### GOAL
Set down, in full, every record in the block.

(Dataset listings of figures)
# # # # # # #

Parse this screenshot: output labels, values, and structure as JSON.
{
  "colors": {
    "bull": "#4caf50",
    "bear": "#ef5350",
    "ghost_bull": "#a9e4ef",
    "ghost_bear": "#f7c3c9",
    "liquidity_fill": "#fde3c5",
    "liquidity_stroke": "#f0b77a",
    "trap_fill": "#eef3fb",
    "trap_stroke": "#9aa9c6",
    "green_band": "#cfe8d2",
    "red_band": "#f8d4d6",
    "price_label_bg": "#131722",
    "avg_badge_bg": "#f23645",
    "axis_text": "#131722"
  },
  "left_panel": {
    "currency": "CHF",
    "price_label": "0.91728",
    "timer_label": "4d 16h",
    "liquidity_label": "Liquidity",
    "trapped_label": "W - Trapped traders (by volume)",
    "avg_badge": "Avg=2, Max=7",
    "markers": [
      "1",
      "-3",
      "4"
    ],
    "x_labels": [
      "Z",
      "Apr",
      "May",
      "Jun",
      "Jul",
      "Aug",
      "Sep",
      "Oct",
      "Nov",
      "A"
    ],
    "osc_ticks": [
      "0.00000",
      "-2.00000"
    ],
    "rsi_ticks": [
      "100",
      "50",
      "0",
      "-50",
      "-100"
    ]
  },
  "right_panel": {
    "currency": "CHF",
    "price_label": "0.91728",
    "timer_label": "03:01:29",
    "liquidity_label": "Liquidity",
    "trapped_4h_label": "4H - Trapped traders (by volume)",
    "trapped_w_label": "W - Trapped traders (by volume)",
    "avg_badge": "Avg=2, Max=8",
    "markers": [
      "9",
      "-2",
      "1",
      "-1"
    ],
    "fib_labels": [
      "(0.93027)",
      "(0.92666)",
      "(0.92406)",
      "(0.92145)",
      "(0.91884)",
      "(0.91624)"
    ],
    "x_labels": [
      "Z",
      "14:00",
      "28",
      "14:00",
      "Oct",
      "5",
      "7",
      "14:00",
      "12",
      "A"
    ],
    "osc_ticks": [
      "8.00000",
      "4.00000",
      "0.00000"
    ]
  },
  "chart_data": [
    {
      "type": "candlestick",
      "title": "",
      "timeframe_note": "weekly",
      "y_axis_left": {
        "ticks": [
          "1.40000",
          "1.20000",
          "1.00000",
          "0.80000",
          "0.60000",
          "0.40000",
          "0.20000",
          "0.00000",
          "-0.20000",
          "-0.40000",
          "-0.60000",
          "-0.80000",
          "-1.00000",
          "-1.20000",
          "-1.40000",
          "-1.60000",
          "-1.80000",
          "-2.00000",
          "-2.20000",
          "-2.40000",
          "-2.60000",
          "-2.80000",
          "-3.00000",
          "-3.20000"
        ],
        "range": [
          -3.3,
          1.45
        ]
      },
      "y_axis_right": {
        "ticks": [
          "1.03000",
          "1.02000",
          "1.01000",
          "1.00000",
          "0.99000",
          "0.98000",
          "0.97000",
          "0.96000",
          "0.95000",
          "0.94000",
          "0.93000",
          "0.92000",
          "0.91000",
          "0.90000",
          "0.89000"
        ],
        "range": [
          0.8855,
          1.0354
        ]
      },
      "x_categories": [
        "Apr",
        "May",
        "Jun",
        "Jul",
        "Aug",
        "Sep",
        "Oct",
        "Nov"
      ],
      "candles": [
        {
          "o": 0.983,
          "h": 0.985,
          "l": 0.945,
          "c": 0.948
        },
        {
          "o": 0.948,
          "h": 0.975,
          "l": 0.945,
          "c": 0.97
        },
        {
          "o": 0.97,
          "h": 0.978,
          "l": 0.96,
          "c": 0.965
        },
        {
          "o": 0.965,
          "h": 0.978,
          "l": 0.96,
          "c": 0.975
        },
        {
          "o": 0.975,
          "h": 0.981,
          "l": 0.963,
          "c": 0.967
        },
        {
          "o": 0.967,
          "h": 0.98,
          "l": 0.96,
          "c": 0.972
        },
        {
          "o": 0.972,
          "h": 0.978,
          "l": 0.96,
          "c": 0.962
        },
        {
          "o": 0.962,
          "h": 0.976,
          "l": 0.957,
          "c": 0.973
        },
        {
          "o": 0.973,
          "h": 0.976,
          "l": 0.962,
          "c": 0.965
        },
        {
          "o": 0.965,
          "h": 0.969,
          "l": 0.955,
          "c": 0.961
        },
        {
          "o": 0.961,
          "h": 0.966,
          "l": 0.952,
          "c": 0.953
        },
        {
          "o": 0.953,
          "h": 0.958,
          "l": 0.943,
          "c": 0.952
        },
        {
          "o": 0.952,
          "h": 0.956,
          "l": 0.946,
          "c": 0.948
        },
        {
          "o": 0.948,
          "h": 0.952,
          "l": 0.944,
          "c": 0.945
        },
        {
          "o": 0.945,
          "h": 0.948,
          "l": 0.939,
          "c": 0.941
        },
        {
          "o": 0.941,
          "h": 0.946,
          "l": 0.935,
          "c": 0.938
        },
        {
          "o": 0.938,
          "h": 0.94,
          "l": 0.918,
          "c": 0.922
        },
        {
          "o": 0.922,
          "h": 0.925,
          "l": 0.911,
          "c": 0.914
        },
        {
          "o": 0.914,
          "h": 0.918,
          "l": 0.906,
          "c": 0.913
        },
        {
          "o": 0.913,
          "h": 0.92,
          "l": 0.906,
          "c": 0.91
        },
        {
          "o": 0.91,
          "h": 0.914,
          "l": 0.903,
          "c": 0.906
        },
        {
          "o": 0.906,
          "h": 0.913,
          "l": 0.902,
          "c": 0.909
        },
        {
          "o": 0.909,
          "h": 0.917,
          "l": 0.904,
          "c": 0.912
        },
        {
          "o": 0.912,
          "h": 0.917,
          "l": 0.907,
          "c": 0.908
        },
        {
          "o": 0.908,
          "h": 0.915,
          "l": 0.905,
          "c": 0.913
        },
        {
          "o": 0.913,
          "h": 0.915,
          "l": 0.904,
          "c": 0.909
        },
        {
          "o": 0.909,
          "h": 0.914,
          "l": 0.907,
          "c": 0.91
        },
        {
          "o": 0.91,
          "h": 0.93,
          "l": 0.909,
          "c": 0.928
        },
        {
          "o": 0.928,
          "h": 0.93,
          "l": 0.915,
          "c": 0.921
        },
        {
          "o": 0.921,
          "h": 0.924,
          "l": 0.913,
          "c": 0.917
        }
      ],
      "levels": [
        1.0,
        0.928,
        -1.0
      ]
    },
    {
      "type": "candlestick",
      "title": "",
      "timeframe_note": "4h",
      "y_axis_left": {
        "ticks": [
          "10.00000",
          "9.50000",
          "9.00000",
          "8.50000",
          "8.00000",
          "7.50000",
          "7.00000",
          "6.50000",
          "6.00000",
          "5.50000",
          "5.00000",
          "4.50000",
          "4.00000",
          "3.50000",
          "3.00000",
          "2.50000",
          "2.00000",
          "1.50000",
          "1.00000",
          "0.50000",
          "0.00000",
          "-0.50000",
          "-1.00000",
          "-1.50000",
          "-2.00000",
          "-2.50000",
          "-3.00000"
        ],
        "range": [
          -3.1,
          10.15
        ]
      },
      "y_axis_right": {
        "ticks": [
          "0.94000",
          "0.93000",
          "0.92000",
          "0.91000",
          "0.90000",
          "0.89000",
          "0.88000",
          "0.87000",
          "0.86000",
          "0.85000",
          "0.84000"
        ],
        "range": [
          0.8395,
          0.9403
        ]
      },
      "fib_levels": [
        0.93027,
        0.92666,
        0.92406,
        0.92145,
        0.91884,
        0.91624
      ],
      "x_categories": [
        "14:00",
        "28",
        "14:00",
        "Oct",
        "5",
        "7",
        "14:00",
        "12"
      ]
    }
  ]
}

# # # # # # #

### EXERCISE OUTPUT
Parse this screenshot: output labels, values, and structure as JSON.
{
  "colors": {
    "bull": "#4caf50",
    "bear": "#ef5350",
    "ghost_bull": "#a9e4ef",
    "ghost_bear": "#f7c3c9",
    "liquidity_fill": "#fde3c5",
    "liquidity_stroke": "#f0b77a",
    "trap_fill": "#eef3fb",
    "trap_stroke": "#9aa9c6",
    "green_band": "#cfe8d2",
    "red_band": "#f8d4d6",
    "price_label_bg": "#131722",
    "avg_badge_bg": "#f23645",
    "axis_text": "#131722"
  },
  "left_panel": {
    "currency": "CHF",
    "price_label": "0.91728",
    "timer_label": "4d 16h",
    "liquidity_label": "Liquidity",
    "trapped_label": "W - Trapped traders (by volume)",
    "avg_badge": "Avg=2, Max=7",
    "markers": [
      "1",
      "-3",
      "4"
    ],
    "x_labels": [
      "Z",
      "Apr",
      "May",
      "Jun",
      "Jul",
      "Aug",
      "Sep",
      "Oct",
      "Nov",
      "A"
    ],
    "osc_ticks": [
      "0.00000",
      "-2.00000"
    ],
    "rsi_ticks": [
      "100",
      "50",
      "0",
      "-50",
      "-100"
    ]
  },
  "right_panel": {
    "currency": "CHF",
    "price_label": "0.91728",
    "timer_label": "03:01:29",
    "liquidity_label": "Liquidity",
    "trapped_4h_label": "4H - Trapped traders (by volume)",
    "trapped_w_label": "W - Trapped traders (by volume)",
    "avg_badge": "Avg=2, Max=8",
    "markers": [
      "9",
      "-2",
      "1",
      "-1"
    ],
    "fib_labels": [
      "(0.93027)",
      "(0.92666)",
      "(0.92406)",
      "(0.92145)",
      "(0.91884)",
      "(0.91624)"
    ],
    "x_labels": [
      "Z",
      "14:00",
      "28",
      "14:00",
      "Oct",
      "5",
      "7",
      "14:00",
      "12",
      "A"
    ],
    "osc_ticks": [
      "8.00000",
      "4.00000",
      "0.00000"
    ]
  },
  "chart_data": [
    {
      "type": "candlestick",
      "title": "",
      "timeframe_note": "weekly",
      "y_axis_left": {
        "ticks": [
          "1.40000",
          "1.20000",
          "1.00000",
          "0.80000",
          "0.60000",
          "0.40000",
          "0.20000",
          "0.00000",
          "-0.20000",
          "-0.40000",
          "-0.60000",
          "-0.80000",
          "-1.00000",
          "-1.20000",
          "-1.40000",
          "-1.60000",
          "-1.80000",
          "-2.00000",
          "-2.20000",
          "-2.40000",
          "-2.60000",
          "-2.80000",
          "-3.00000",
          "-3.20000"
        ],
        "range": [
          -3.3,
          1.45
        ]
      },
      "y_axis_right": {
        "ticks": [
          "1.03000",
          "1.02000",
          "1.01000",
          "1.00000",
          "0.99000",
          "0.98000",
          "0.97000",
          "0.96000",
          "0.95000",
          "0.94000",
          "0.93000",
          "0.92000",
          "0.91000",
          "0.90000",
          "0.89000"
        ],
        "range": [
          0.8855,
          1.0354
        ]
      },
      "x_categories": [
        "Apr",
        "May",
        "Jun",
        "Jul",
        "Aug",
        "Sep",
        "Oct",
        "Nov"
      ],
      "candles": [
        {
          "o": 0.983,
          "h": 0.985,
          "l": 0.945,
          "c": 0.948
        },
        {
          "o": 0.948,
          "h": 0.975,
          "l": 0.945,
          "c": 0.97
        },
        {
          "o": 0.97,
          "h": 0.978,
          "l": 0.96,
          "c": 0.965
        },
        {
          "o": 0.965,
          "h": 0.978,
          "l": 0.96,
          "c": 0.975
        },
        {
          "o": 0.975,
          "h": 0.981,
          "l": 0.963,
          "c": 0.967
        },
        {
          "o": 0.967,
          "h": 0.98,
          "l": 0.96,
          "c": 0.972
        },
        {
          "o": 0.972,
          "h": 0.978,
          "l": 0.96,
          "c": 0.962
        },
        {
          "o": 0.962,
          "h": 0.976,
          "l": 0.957,
          "c": 0.973
        },
        {
          "o": 0.973,
          "h": 0.976,
          "l": 0.962,
          "c": 0.965
        },
        {
          "o": 0.965,
          "h": 0.969,
          "l": 0.955,
          "c": 0.961
        },
        {
          "o": 0.961,
          "h": 0.966,
          "l": 0.952,
          "c": 0.953
        },
        {
          "o": 0.953,
          "h": 0.958,
          "l": 0.943,
          "c": 0.952
        },
        {
          "o": 0.952,
          "h": 0.956,
          "l": 0.946,
          "c": 0.948
        },
        {
          "o": 0.948,
          "h": 0.952,
          "l": 0.944,
          "c": 0.945
        },
        {
          "o": 0.945,
          "h": 0.948,
          "l": 0.939,
          "c": 0.941
        },
        {
          "o": 0.941,
          "h": 0.946,
          "l": 0.935,
          "c": 0.938
        },
        {
          "o": 0.938,
          "h": 0.94,
          "l": 0.918,
          "c": 0.922
        },
        {
          "o": 0.922,
          "h": 0.925,
          "l": 0.911,
          "c": 0.914
        },
        {
          "o": 0.914,
          "h": 0.918,
          "l": 0.906,
          "c": 0.913
        },
        {
          "o": 0.913,
          "h": 0.92,
          "l": 0.906,
          "c": 0.91
        },
        {
          "o": 0.91,
          "h": 0.914,
          "l": 0.903,
          "c": 0.906
        },
        {
          "o": 0.906,
          "h": 0.913,
          "l": 0.902,
          "c": 0.909
        },
        {
          "o": 0.909,
          "h": 0.917,
          "l": 0.904,
          "c": 0.912
        },
        {
          "o": 0.912,
          "h": 0.917,
          "l": 0.907,
          "c": 0.908
        },
        {
          "o": 0.908,
          "h": 0.915,
          "l": 0.905,
          "c": 0.913
        },
        {
          "o": 0.913,
          "h": 0.915,
          "l": 0.904,
          "c": 0.909
        },
        {
          "o": 0.909,
          "h": 0.914,
          "l": 0.907,
          "c": 0.91
        },
        {
          "o": 0.91,
          "h": 0.93,
          "l": 0.909,
          "c": 0.928
        },
        {
          "o": 0.928,
          "h": 0.93,
          "l": 0.915,
          "c": 0.921
        },
        {
          "o": 0.921,
          "h": 0.924,
          "l": 0.913,
          "c": 0.917
        }
      ],
      "levels": [
        1.0,
        0.928,
        -1.0
      ]
    },
    {
      "type": "candlestick",
      "title": "",
      "timeframe_note": "4h",
      "y_axis_left": {
        "ticks": [
          "10.00000",
          "9.50000",
          "9.00000",
          "8.50000",
          "8.00000",
          "7.50000",
          "7.00000",
          "6.50000",
          "6.00000",
          "5.50000",
          "5.00000",
          "4.50000",
          "4.00000",
          "3.50000",
          "3.00000",
          "2.50000",
          "2.00000",
          "1.50000",
          "1.00000",
          "0.50000",
          "0.00000",
          "-0.50000",
          "-1.00000",
          "-1.50000",
          "-2.00000",
          "-2.50000",
          "-3.00000"
        ],
        "range": [
          -3.1,
          10.15
        ]
      },
      "y_axis_right": {
        "ticks": [
          "0.94000",
          "0.93000",
          "0.92000",
          "0.91000",
          "0.90000",
          "0.89000",
          "0.88000",
          "0.87000",
          "0.86000",
          "0.85000",
          "0.84000"
        ],
        "range": [
          0.8395,
          0.9403
        ]
      },
      "fib_levels": [
        0.93027,
        0.92666,
        0.92406,
        0.92145,
        0.91884,
        0.91624
      ],
      "x_categories": [
        "14:00",
        "28",
        "14:00",
        "Oct",
        "5",
        "7",
        "14:00",
        "12"
      ]
    }
  ]
}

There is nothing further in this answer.